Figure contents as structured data

————————

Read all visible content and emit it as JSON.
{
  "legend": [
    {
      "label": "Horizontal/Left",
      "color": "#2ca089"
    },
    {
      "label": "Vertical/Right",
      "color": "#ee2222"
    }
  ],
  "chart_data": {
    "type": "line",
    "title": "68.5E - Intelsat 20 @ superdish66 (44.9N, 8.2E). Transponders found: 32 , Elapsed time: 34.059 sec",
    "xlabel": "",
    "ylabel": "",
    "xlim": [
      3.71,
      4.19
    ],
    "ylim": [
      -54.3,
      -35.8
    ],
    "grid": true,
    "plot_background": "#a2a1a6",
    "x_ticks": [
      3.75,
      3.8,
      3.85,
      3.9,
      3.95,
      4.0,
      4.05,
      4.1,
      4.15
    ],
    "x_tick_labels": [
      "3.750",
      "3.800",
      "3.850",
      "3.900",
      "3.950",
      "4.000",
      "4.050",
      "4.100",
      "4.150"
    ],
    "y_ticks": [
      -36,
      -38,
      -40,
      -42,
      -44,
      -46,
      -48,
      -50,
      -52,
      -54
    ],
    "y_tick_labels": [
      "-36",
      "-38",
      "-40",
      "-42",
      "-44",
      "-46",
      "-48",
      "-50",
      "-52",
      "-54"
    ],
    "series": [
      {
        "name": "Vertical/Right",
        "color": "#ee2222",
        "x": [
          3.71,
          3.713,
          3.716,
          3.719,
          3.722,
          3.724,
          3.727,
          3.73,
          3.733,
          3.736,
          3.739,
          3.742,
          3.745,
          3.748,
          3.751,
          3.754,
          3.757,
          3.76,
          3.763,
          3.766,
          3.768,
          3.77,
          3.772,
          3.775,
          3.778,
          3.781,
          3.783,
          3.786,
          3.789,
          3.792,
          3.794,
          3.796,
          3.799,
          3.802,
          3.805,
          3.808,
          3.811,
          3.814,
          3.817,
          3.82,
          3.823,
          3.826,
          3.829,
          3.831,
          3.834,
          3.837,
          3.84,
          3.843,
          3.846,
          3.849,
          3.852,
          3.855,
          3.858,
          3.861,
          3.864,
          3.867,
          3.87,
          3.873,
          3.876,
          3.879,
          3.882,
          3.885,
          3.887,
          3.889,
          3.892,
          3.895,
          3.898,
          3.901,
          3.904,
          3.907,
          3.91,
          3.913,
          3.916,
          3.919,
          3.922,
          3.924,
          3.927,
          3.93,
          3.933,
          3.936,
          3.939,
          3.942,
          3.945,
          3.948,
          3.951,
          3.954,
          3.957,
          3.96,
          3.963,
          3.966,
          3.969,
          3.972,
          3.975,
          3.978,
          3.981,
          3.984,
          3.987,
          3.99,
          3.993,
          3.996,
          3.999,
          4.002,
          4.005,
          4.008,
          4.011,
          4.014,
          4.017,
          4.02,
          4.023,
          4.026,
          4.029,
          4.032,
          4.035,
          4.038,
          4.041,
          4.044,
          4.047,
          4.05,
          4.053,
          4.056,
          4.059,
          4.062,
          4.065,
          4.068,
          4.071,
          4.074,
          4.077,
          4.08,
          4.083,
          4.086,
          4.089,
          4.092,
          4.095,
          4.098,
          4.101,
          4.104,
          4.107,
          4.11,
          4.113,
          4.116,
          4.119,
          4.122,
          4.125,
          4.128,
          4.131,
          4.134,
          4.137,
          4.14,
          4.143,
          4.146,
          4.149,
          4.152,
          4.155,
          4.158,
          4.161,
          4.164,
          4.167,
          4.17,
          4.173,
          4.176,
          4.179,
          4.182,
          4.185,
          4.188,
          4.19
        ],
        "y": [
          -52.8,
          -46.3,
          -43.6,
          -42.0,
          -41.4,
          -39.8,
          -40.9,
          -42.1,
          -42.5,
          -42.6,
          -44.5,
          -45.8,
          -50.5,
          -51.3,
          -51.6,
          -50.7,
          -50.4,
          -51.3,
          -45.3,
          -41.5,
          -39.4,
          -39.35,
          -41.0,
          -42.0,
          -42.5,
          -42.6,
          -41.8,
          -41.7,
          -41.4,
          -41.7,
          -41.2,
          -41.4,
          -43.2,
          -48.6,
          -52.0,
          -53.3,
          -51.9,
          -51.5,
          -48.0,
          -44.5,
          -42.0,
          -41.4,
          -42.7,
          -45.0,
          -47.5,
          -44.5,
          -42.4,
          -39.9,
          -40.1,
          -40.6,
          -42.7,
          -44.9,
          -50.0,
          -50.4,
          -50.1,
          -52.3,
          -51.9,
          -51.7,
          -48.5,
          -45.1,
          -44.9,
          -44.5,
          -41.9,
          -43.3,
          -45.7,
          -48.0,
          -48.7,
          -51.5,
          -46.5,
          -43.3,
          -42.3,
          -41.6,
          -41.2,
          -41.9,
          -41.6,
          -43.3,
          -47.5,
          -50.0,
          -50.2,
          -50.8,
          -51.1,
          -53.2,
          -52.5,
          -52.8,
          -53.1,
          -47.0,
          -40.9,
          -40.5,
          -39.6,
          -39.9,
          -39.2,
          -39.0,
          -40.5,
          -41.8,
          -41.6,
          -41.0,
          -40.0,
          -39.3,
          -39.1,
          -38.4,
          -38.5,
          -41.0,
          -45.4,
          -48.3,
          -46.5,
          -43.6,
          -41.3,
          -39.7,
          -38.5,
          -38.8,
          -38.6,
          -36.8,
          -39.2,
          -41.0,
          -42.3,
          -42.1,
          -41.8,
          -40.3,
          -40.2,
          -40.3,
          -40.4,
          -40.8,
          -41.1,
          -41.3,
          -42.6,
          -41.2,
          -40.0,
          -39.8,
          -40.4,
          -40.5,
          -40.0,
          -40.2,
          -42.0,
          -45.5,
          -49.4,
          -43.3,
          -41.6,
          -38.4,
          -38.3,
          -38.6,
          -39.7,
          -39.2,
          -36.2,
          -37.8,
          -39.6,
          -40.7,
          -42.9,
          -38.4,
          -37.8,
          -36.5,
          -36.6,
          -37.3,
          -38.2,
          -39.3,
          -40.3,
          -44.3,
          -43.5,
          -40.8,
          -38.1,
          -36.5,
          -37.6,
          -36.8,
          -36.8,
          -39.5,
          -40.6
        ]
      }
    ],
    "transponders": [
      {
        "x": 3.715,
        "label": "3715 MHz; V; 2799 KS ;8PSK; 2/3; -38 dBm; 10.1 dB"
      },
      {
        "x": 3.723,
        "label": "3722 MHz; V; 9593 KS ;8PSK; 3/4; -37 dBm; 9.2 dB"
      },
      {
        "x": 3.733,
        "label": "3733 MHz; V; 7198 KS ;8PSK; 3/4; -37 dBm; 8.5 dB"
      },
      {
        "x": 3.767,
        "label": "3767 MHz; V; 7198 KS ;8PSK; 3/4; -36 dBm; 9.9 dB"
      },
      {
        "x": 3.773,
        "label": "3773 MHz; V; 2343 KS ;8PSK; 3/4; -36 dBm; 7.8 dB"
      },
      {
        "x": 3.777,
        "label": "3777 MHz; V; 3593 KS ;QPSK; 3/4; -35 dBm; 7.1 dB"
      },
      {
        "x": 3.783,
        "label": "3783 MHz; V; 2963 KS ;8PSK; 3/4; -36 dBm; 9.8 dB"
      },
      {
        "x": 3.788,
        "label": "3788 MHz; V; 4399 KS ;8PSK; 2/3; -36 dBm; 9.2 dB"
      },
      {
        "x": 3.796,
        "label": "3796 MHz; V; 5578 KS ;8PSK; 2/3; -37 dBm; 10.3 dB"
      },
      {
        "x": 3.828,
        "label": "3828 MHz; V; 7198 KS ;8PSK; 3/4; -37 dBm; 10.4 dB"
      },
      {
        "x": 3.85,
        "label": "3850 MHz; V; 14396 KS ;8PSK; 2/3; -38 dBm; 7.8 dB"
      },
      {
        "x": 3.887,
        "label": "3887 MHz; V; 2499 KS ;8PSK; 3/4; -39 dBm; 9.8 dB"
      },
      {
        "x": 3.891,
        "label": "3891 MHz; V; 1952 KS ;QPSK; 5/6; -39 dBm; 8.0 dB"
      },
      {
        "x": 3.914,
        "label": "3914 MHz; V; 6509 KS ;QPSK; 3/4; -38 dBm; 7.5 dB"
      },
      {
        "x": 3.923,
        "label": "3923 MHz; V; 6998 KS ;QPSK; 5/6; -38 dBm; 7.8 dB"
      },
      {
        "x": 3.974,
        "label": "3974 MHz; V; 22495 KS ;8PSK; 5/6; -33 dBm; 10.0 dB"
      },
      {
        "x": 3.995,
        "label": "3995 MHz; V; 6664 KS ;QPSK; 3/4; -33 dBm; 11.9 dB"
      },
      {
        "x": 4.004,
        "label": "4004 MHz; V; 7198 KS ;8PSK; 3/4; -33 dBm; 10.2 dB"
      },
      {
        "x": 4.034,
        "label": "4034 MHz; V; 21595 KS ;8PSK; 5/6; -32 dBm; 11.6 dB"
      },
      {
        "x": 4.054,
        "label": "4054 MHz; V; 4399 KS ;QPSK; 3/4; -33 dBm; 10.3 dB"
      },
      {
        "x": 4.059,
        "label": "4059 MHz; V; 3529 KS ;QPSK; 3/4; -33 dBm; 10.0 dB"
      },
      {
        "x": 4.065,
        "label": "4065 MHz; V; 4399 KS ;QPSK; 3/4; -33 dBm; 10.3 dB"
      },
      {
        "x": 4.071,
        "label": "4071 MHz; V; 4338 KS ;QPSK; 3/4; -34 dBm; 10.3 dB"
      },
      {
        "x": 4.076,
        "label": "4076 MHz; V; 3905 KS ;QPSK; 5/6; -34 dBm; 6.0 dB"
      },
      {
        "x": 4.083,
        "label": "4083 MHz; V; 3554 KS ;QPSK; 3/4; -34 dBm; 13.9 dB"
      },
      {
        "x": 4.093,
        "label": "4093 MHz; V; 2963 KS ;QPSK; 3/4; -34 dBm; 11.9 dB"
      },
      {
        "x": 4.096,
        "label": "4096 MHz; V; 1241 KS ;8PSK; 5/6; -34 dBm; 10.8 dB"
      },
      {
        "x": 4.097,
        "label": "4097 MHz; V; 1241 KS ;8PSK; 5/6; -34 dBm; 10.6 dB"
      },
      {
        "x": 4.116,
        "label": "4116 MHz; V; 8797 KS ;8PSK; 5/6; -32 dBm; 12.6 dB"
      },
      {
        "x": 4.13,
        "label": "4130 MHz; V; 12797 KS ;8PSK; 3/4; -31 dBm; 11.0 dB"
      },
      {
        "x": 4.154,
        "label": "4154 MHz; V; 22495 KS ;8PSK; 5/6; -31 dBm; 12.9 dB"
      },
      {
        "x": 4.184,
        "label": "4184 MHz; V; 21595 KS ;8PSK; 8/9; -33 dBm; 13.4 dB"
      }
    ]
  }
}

————————

### PROBLEM DESCRIPTION
Go through the records. Copy each line where "Vertical" appears.

### WRITTEN ANSWER
      "label": "Vertical/Right",
        "name": "Vertical/Right",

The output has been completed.